### AIM OF THE TASK
Copy every line, leaving nothing out and adding nothing.

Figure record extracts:
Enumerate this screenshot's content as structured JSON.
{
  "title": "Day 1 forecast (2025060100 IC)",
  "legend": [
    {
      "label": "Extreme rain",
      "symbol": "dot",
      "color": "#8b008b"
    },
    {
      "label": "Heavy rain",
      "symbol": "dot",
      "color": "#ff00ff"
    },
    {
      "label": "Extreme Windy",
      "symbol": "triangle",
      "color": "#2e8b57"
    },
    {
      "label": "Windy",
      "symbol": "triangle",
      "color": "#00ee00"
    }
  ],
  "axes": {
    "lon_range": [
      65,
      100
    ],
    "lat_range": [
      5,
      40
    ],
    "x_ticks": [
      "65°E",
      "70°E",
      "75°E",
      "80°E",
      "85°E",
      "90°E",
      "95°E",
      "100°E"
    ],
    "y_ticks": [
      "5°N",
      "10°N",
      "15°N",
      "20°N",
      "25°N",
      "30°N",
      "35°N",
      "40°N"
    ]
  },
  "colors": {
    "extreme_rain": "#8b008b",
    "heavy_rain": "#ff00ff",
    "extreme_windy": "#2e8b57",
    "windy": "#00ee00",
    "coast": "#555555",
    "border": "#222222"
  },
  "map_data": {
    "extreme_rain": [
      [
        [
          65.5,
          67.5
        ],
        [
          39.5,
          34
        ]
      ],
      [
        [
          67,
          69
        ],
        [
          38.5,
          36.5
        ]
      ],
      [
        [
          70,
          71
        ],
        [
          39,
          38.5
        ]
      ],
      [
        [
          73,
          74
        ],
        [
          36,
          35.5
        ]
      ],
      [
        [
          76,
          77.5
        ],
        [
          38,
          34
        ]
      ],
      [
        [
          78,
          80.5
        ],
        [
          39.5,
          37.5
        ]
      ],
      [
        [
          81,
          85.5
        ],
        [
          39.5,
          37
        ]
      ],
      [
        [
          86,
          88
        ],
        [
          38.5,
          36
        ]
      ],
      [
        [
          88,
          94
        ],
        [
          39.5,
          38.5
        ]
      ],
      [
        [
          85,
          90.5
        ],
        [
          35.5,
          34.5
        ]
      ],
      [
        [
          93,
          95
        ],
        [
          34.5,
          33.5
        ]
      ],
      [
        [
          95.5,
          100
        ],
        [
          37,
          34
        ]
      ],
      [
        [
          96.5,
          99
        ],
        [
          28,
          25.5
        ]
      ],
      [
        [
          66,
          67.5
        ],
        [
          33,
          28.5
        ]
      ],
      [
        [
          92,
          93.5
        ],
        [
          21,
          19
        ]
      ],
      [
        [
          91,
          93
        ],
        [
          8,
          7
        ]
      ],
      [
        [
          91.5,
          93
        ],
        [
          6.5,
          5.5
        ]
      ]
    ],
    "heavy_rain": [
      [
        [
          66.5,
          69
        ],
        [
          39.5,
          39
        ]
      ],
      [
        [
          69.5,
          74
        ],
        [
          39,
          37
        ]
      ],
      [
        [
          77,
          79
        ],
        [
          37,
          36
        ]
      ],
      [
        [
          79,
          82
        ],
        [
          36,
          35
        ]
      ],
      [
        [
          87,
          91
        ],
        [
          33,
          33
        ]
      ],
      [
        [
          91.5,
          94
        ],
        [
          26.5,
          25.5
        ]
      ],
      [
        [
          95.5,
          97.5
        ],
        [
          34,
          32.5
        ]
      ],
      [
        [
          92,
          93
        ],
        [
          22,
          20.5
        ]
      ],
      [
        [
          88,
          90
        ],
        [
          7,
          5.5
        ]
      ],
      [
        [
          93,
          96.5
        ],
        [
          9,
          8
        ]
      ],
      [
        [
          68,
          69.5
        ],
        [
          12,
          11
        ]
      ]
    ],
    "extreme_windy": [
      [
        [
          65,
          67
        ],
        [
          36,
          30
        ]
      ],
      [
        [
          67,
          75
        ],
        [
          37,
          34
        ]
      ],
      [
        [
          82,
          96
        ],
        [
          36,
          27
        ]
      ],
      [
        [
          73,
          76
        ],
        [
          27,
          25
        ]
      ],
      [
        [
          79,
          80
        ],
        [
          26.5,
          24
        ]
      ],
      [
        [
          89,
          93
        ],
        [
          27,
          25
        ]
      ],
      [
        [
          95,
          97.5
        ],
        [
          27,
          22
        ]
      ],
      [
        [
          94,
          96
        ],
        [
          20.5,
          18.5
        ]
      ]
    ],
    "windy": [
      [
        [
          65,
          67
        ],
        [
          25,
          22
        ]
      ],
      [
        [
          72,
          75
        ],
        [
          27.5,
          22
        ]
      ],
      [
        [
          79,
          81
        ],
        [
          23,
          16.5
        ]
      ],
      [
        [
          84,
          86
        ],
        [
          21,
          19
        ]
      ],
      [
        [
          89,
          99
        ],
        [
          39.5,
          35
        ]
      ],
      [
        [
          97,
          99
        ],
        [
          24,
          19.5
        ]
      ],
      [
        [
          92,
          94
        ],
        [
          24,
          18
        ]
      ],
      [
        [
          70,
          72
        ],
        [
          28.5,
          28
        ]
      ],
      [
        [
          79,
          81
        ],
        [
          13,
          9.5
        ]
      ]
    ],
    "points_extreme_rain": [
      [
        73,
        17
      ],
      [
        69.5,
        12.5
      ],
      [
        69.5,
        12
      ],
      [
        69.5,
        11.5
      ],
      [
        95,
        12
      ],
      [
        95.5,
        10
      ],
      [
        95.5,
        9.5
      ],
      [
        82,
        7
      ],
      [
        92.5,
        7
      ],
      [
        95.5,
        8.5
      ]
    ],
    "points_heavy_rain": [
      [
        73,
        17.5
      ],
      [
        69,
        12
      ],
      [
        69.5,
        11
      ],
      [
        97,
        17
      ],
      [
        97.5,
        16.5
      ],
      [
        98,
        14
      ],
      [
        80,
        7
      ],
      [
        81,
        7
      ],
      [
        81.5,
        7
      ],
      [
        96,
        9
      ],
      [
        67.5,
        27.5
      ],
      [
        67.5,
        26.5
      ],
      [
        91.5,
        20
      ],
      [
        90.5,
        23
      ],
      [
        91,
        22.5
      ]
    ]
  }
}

### EXERCISE RESPONSE
Enumerate this screenshot's content as structured JSON.
{
  "title": "Day 1 forecast (2025060100 IC)",
  "legend": [
    {
      "label": "Extreme rain",
      "symbol": "dot",
      "color": "#8b008b"
    },
    {
      "label": "Heavy rain",
      "symbol": "dot",
      "color": "#ff00ff"
    },
    {
      "label": "Extreme Windy",
      "symbol": "triangle",
      "color": "#2e8b57"
    },
    {
      "label": "Windy",
      "symbol": "triangle",
      "color": "#00ee00"
    }
  ],
  "axes": {
    "lon_range": [
      65,
      100
    ],
    "lat_range": [
      5,
      40
    ],
    "x_ticks": [
      "65°E",
      "70°E",
      "75°E",
      "80°E",
      "85°E",
      "90°E",
      "95°E",
      "100°E"
    ],
    "y_ticks": [
      "5°N",
      "10°N",
      "15°N",
      "20°N",
      "25°N",
      "30°N",
      "35°N",
      "40°N"
    ]
  },
  "colors": {
    "extreme_rain": "#8b008b",
    "heavy_rain": "#ff00ff",
    "extreme_windy": "#2e8b57",
    "windy": "#00ee00",
    "coast": "#555555",
    "border": "#222222"
  },
  "map_data": {
    "extreme_rain": [
      [
        [
          65.5,
          67.5
        ],
        [
          39.5,
          34
        ]
      ],
      [
        [
          67,
          69
        ],
        [
          38.5,
          36.5
        ]
      ],
      [
        [
          70,
          71
        ],
        [
          39,
          38.5
        ]
      ],
      [
        [
          73,
          74
        ],
        [
          36,
          35.5
        ]
      ],
      [
        [
          76,
          77.5
        ],
        [
          38,
          34
        ]
      ],
      [
        [
          78,
          80.5
        ],
        [
          39.5,
          37.5
        ]
      ],
      [
        [
          81,
          85.5
        ],
        [
          39.5,
          37
        ]
      ],
      [
        [
          86,
          88
        ],
        [
          38.5,
          36
        ]
      ],
      [
        [
          88,
          94
        ],
        [
          39.5,
          38.5
        ]
      ],
      [
        [
          85,
          90.5
        ],
        [
          35.5,
          34.5
        ]
      ],
      [
        [
          93,
          95
        ],
        [
          34.5,
          33.5
        ]
      ],
      [
        [
          95.5,
          100
        ],
        [
          37,
          34
        ]
      ],
      [
        [
          96.5,
          99
        ],
        [
          28,
          25.5
        ]
      ],
      [
        [
          66,
          67.5
        ],
        [
          33,
          28.5
        ]
      ],
      [
        [
          92,
          93.5
        ],
        [
          21,
          19
        ]
      ],
      [
        [
          91,
          93
        ],
        [
          8,
          7
        ]
      ],
      [
        [
          91.5,
          93
        ],
        [
          6.5,
          5.5
        ]
      ]
    ],
    "heavy_rain": [
      [
        [
          66.5,
          69
        ],
        [
          39.5,
          39
        ]
      ],
      [
        [
          69.5,
          74
        ],
        [
          39,
          37
        ]
      ],
      [
        [
          77,
          79
        ],
        [
          37,
          36
        ]
      ],
      [
        [
          79,
          82
        ],
        [
          36,
          35
        ]
      ],
      [
        [
          87,
          91
        ],
        [
          33,
          33
        ]
      ],
      [
        [
          91.5,
          94
        ],
        [
          26.5,
          25.5
        ]
      ],
      [
        [
          95.5,
          97.5
        ],
        [
          34,
          32.5
        ]
      ],
      [
        [
          92,
          93
        ],
        [
          22,
          20.5
        ]
      ],
      [
        [
          88,
          90
        ],
        [
          7,
          5.5
        ]
      ],
      [
        [
          93,
          96.5
        ],
        [
          9,
          8
        ]
      ],
      [
        [
          68,
          69.5
        ],
        [
          12,
          11
        ]
      ]
    ],
    "extreme_windy": [
      [
        [
          65,
          67
        ],
        [
          36,
          30
        ]
      ],
      [
        [
          67,
          75
        ],
        [
          37,
          34
        ]
      ],
      [
        [
          82,
          96
        ],
        [
          36,
          27
        ]
      ],
      [
        [
          73,
          76
        ],
        [
          27,
          25
        ]
      ],
      [
        [
          79,
          80
        ],
        [
          26.5,
          24
        ]
      ],
      [
        [
          89,
          93
        ],
        [
          27,
          25
        ]
      ],
      [
        [
          95,
          97.5
        ],
        [
          27,
          22
        ]
      ],
      [
        [
          94,
          96
        ],
        [
          20.5,
          18.5
        ]
      ]
    ],
    "windy": [
      [
        [
          65,
          67
        ],
        [
          25,
          22
        ]
      ],
      [
        [
          72,
          75
        ],
        [
          27.5,
          22
        ]
      ],
      [
        [
          79,
          81
        ],
        [
          23,
          16.5
        ]
      ],
      [
        [
          84,
          86
        ],
        [
          21,
          19
        ]
      ],
      [
        [
          89,
          99
        ],
        [
          39.5,
          35
        ]
      ],
      [
        [
          97,
          99
        ],
        [
          24,
          19.5
        ]
      ],
      [
        [
          92,
          94
        ],
        [
          24,
          18
        ]
      ],
      [
        [
          70,
          72
        ],
        [
          28.5,
          28
        ]
      ],
      [
        [
          79,
          81
        ],
        [
          13,
          9.5
        ]
      ]
    ],
    "points_extreme_rain": [
      [
        73,
        17
      ],
      [
        69.5,
        12.5
      ],
      [
        69.5,
        12
      ],
      [
        69.5,
        11.5
      ],
      [
        95,
        12
      ],
      [
        95.5,
        10
      ],
      [
        95.5,
        9.5
      ],
      [
        82,
        7
      ],
      [
        92.5,
        7
      ],
      [
        95.5,
        8.5
      ]
    ],
    "points_heavy_rain": [
      [
        73,
        17.5
      ],
      [
        69,
        12
      ],
      [
        69.5,
        11
      ],
      [
        97,
        17
      ],
      [
        97.5,
        16.5
      ],
      [
        98,
        14
      ],
      [
        80,
        7
      ],
      [
        81,
        7
      ],
      [
        81.5,
        7
      ],
      [
        96,
        9
      ],
      [
        67.5,
        27.5
      ],
      [
        67.5,
        26.5
      ],
      [
        91.5,
        20
      ],
      [
        90.5,
        23
      ],
      [
        91,
        22.5
      ]
    ]
  }
}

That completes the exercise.